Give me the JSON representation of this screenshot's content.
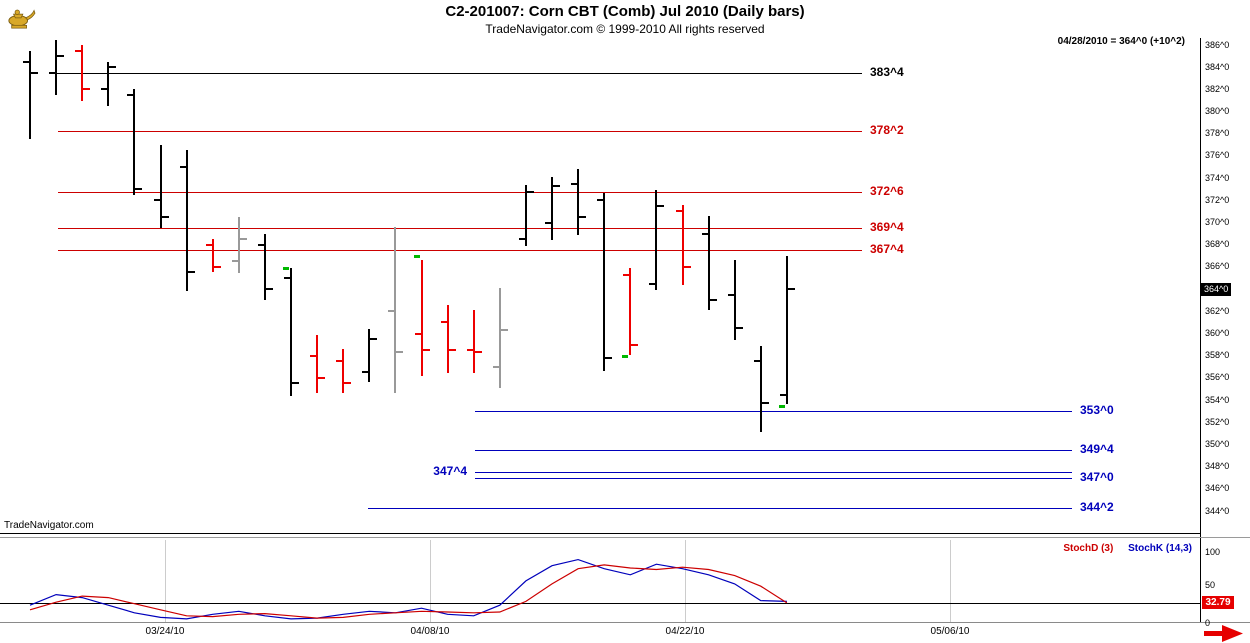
{
  "header": {
    "title": "C2-201007:  Corn CBT (Comb) Jul 2010  (Daily bars)",
    "copyright": "TradeNavigator.com © 1999-2010 All rights reserved",
    "quote": "04/28/2010 = 364^0 (+10^2)"
  },
  "watermark": "TradeNavigator.com",
  "colors": {
    "bar_black": "#000000",
    "bar_red": "#ee0000",
    "bar_gray": "#999999",
    "signal_green": "#00b800",
    "level_black": "#000000",
    "level_red": "#cc0000",
    "level_blue": "#0000bb",
    "stoch_d": "#cc0000",
    "stoch_k": "#0000bb",
    "current_price_bg": "#000000",
    "value_box_bg": "#e60000",
    "arrow_red": "#e60000",
    "logo_gold": "#d8a828"
  },
  "price_axis": {
    "max": 386,
    "min": 344,
    "step": 2,
    "current": "364^0",
    "labels": [
      "386^0",
      "384^0",
      "382^0",
      "380^0",
      "378^0",
      "376^0",
      "374^0",
      "372^0",
      "370^0",
      "368^0",
      "366^0",
      "364^0",
      "362^0",
      "360^0",
      "358^0",
      "356^0",
      "354^0",
      "352^0",
      "350^0",
      "348^0",
      "346^0",
      "344^0"
    ]
  },
  "chart_data": [
    {
      "type": "ohlc-bar",
      "title": "C2-201007 Corn CBT (Comb) Jul 2010 Daily bars",
      "y_axis": {
        "min": 344,
        "max": 386,
        "step": 2
      },
      "x_axis": {
        "tick_labels": [
          "03/24/10",
          "04/08/10",
          "04/22/10",
          "05/06/10"
        ],
        "tick_x": [
          165,
          430,
          685,
          950
        ]
      },
      "levels": [
        {
          "label": "383^4",
          "value": 383.5,
          "color_key": "level_black",
          "side": "right",
          "x1": 55,
          "x2": 862
        },
        {
          "label": "378^2",
          "value": 378.25,
          "color_key": "level_red",
          "side": "right",
          "x1": 58,
          "x2": 862
        },
        {
          "label": "372^6",
          "value": 372.75,
          "color_key": "level_red",
          "side": "right",
          "x1": 58,
          "x2": 862
        },
        {
          "label": "369^4",
          "value": 369.5,
          "color_key": "level_red",
          "side": "right",
          "x1": 58,
          "x2": 862
        },
        {
          "label": "367^4",
          "value": 367.5,
          "color_key": "level_red",
          "side": "right",
          "x1": 58,
          "x2": 862
        },
        {
          "label": "353^0",
          "value": 353.0,
          "color_key": "level_blue",
          "side": "right",
          "x1": 475,
          "x2": 1072
        },
        {
          "label": "349^4",
          "value": 349.5,
          "color_key": "level_blue",
          "side": "right",
          "x1": 475,
          "x2": 1072
        },
        {
          "label": "347^4",
          "value": 347.5,
          "color_key": "level_blue",
          "side": "left",
          "x1": 475,
          "x2": 1072
        },
        {
          "label": "347^0",
          "value": 347.0,
          "color_key": "level_blue",
          "side": "right",
          "x1": 475,
          "x2": 1072
        },
        {
          "label": "344^2",
          "value": 344.25,
          "color_key": "level_blue",
          "side": "right",
          "x1": 368,
          "x2": 1072
        }
      ],
      "bars": [
        {
          "o": 384.5,
          "h": 385.5,
          "l": 377.5,
          "c": 383.5,
          "color": "black"
        },
        {
          "o": 383.5,
          "h": 386.5,
          "l": 381.5,
          "c": 385.0,
          "color": "black"
        },
        {
          "o": 385.5,
          "h": 386.0,
          "l": 381.0,
          "c": 382.0,
          "color": "red"
        },
        {
          "o": 382.0,
          "h": 384.5,
          "l": 380.5,
          "c": 384.0,
          "color": "black"
        },
        {
          "o": 381.5,
          "h": 382.0,
          "l": 372.5,
          "c": 373.0,
          "color": "black"
        },
        {
          "o": 372.0,
          "h": 377.0,
          "l": 369.5,
          "c": 370.5,
          "color": "black"
        },
        {
          "o": 375.0,
          "h": 376.5,
          "l": 363.8,
          "c": 365.5,
          "color": "black"
        },
        {
          "o": 368.0,
          "h": 368.5,
          "l": 365.5,
          "c": 366.0,
          "color": "red"
        },
        {
          "o": 366.5,
          "h": 370.5,
          "l": 365.5,
          "c": 368.5,
          "color": "gray"
        },
        {
          "o": 368.0,
          "h": 369.0,
          "l": 363.0,
          "c": 364.0,
          "color": "black"
        },
        {
          "o": 365.0,
          "h": 365.9,
          "l": 354.4,
          "c": 355.5,
          "color": "black"
        },
        {
          "o": 358.0,
          "h": 359.9,
          "l": 354.6,
          "c": 356.0,
          "color": "red"
        },
        {
          "o": 357.5,
          "h": 358.6,
          "l": 354.6,
          "c": 355.5,
          "color": "red"
        },
        {
          "o": 356.5,
          "h": 360.4,
          "l": 355.6,
          "c": 359.5,
          "color": "black"
        },
        {
          "o": 362.0,
          "h": 369.6,
          "l": 354.6,
          "c": 358.3,
          "color": "gray"
        },
        {
          "o": 360.0,
          "h": 366.6,
          "l": 356.2,
          "c": 358.5,
          "color": "red"
        },
        {
          "o": 361.0,
          "h": 362.6,
          "l": 356.4,
          "c": 358.5,
          "color": "red"
        },
        {
          "o": 358.5,
          "h": 362.1,
          "l": 356.4,
          "c": 358.3,
          "color": "red"
        },
        {
          "o": 357.0,
          "h": 364.1,
          "l": 355.1,
          "c": 360.3,
          "color": "gray"
        },
        {
          "o": 368.5,
          "h": 373.4,
          "l": 367.9,
          "c": 372.8,
          "color": "black"
        },
        {
          "o": 370.0,
          "h": 374.1,
          "l": 368.4,
          "c": 373.3,
          "color": "black"
        },
        {
          "o": 373.5,
          "h": 374.8,
          "l": 368.9,
          "c": 370.5,
          "color": "black"
        },
        {
          "o": 372.0,
          "h": 372.7,
          "l": 356.6,
          "c": 357.8,
          "color": "black"
        },
        {
          "o": 365.3,
          "h": 365.9,
          "l": 358.1,
          "c": 359.0,
          "color": "red"
        },
        {
          "o": 364.5,
          "h": 372.9,
          "l": 363.9,
          "c": 371.5,
          "color": "black"
        },
        {
          "o": 371.0,
          "h": 371.6,
          "l": 364.4,
          "c": 366.0,
          "color": "red"
        },
        {
          "o": 369.0,
          "h": 370.6,
          "l": 362.1,
          "c": 363.0,
          "color": "black"
        },
        {
          "o": 363.5,
          "h": 366.6,
          "l": 359.4,
          "c": 360.5,
          "color": "black"
        },
        {
          "o": 357.5,
          "h": 358.9,
          "l": 351.1,
          "c": 353.75,
          "color": "black"
        },
        {
          "o": 354.5,
          "h": 367.0,
          "l": 353.6,
          "c": 364.0,
          "color": "black"
        }
      ],
      "signals": [
        {
          "bar": 11,
          "price": 365.9
        },
        {
          "bar": 16,
          "price": 366.9
        },
        {
          "bar": 24,
          "price": 357.9
        },
        {
          "bar": 30,
          "price": 353.4
        }
      ]
    },
    {
      "type": "line",
      "title": "Stochastic",
      "y_range": [
        0,
        100
      ],
      "series": [
        {
          "name": "StochD (3)",
          "color_key": "stoch_d",
          "values": [
            24,
            34,
            42,
            40,
            32,
            24,
            16,
            15,
            18,
            19,
            16,
            13,
            14,
            18,
            20,
            22,
            21,
            20,
            21,
            35,
            58,
            78,
            83,
            79,
            77,
            80,
            77,
            69,
            55,
            33
          ]
        },
        {
          "name": "StochK (14,3)",
          "color_key": "stoch_k",
          "values": [
            30,
            44,
            40,
            30,
            20,
            14,
            12,
            18,
            22,
            16,
            12,
            13,
            18,
            22,
            20,
            26,
            18,
            16,
            30,
            62,
            82,
            90,
            78,
            70,
            84,
            78,
            70,
            58,
            36,
            35
          ]
        }
      ]
    }
  ],
  "stoch_panel": {
    "axis_labels": [
      "100",
      "50",
      "0"
    ],
    "current_value": "32.79",
    "reference_value": 32.79
  }
}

────────────────────

> Problem details:
In the records above, how many lines hold the string "Corn"? Reply with only the number.

> Answer below:
2